▸ EXERCISE BRIEF:
Exactly reproduce each line of the listing that follows.

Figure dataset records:
## BEGIN

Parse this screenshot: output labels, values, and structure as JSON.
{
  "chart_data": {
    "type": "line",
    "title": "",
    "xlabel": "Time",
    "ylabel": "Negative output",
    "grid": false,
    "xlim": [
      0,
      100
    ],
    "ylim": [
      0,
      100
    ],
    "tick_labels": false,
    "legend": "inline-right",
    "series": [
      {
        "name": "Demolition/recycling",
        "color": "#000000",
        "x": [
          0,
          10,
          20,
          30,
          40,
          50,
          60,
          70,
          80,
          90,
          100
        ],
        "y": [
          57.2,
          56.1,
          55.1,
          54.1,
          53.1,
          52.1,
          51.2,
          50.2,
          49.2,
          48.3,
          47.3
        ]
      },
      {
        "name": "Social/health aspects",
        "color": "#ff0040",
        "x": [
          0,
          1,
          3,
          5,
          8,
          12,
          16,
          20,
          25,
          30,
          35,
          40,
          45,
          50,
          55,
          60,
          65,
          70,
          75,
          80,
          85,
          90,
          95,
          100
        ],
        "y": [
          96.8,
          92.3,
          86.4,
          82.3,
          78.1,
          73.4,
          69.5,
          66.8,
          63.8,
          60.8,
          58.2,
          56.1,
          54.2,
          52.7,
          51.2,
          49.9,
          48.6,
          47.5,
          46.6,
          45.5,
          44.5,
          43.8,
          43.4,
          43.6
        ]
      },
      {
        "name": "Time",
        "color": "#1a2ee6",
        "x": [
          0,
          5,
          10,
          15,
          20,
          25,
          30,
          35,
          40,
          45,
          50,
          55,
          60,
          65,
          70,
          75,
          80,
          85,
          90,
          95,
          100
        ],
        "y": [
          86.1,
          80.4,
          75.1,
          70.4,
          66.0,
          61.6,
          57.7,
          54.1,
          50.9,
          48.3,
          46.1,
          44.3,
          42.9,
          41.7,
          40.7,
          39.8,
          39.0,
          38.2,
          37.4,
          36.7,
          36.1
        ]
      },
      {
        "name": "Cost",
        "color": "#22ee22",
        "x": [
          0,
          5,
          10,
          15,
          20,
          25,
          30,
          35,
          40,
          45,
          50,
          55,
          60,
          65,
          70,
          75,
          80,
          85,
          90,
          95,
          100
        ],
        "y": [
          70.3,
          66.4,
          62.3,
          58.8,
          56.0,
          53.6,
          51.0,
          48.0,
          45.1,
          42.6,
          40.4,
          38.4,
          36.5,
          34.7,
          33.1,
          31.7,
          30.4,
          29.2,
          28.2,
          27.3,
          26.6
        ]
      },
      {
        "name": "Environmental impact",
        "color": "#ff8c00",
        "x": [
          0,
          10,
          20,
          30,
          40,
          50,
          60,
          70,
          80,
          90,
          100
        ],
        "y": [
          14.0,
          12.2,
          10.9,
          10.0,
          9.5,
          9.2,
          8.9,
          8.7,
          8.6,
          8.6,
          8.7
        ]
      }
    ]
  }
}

## END

▸ SOLUTION FOR THIS PROBLEM:
Parse this screenshot: output labels, values, and structure as JSON.
{
  "chart_data": {
    "type": "line",
    "title": "",
    "xlabel": "Time",
    "ylabel": "Negative output",
    "grid": false,
    "xlim": [
      0,
      100
    ],
    "ylim": [
      0,
      100
    ],
    "tick_labels": false,
    "legend": "inline-right",
    "series": [
      {
        "name": "Demolition/recycling",
        "color": "#000000",
        "x": [
          0,
          10,
          20,
          30,
          40,
          50,
          60,
          70,
          80,
          90,
          100
        ],
        "y": [
          57.2,
          56.1,
          55.1,
          54.1,
          53.1,
          52.1,
          51.2,
          50.2,
          49.2,
          48.3,
          47.3
        ]
      },
      {
        "name": "Social/health aspects",
        "color": "#ff0040",
        "x": [
          0,
          1,
          3,
          5,
          8,
          12,
          16,
          20,
          25,
          30,
          35,
          40,
          45,
          50,
          55,
          60,
          65,
          70,
          75,
          80,
          85,
          90,
          95,
          100
        ],
        "y": [
          96.8,
          92.3,
          86.4,
          82.3,
          78.1,
          73.4,
          69.5,
          66.8,
          63.8,
          60.8,
          58.2,
          56.1,
          54.2,
          52.7,
          51.2,
          49.9,
          48.6,
          47.5,
          46.6,
          45.5,
          44.5,
          43.8,
          43.4,
          43.6
        ]
      },
      {
        "name": "Time",
        "color": "#1a2ee6",
        "x": [
          0,
          5,
          10,
          15,
          20,
          25,
          30,
          35,
          40,
          45,
          50,
          55,
          60,
          65,
          70,
          75,
          80,
          85,
          90,
          95,
          100
        ],
        "y": [
          86.1,
          80.4,
          75.1,
          70.4,
          66.0,
          61.6,
          57.7,
          54.1,
          50.9,
          48.3,
          46.1,
          44.3,
          42.9,
          41.7,
          40.7,
          39.8,
          39.0,
          38.2,
          37.4,
          36.7,
          36.1
        ]
      },
      {
        "name": "Cost",
        "color": "#22ee22",
        "x": [
          0,
          5,
          10,
          15,
          20,
          25,
          30,
          35,
          40,
          45,
          50,
          55,
          60,
          65,
          70,
          75,
          80,
          85,
          90,
          95,
          100
        ],
        "y": [
          70.3,
          66.4,
          62.3,
          58.8,
          56.0,
          53.6,
          51.0,
          48.0,
          45.1,
          42.6,
          40.4,
          38.4,
          36.5,
          34.7,
          33.1,
          31.7,
          30.4,
          29.2,
          28.2,
          27.3,
          26.6
        ]
      },
      {
        "name": "Environmental impact",
        "color": "#ff8c00",
        "x": [
          0,
          10,
          20,
          30,
          40,
          50,
          60,
          70,
          80,
          90,
          100
        ],
        "y": [
          14.0,
          12.2,
          10.9,
          10.0,
          9.5,
          9.2,
          8.9,
          8.7,
          8.6,
          8.6,
          8.7
        ]
      }
    ]
  }
}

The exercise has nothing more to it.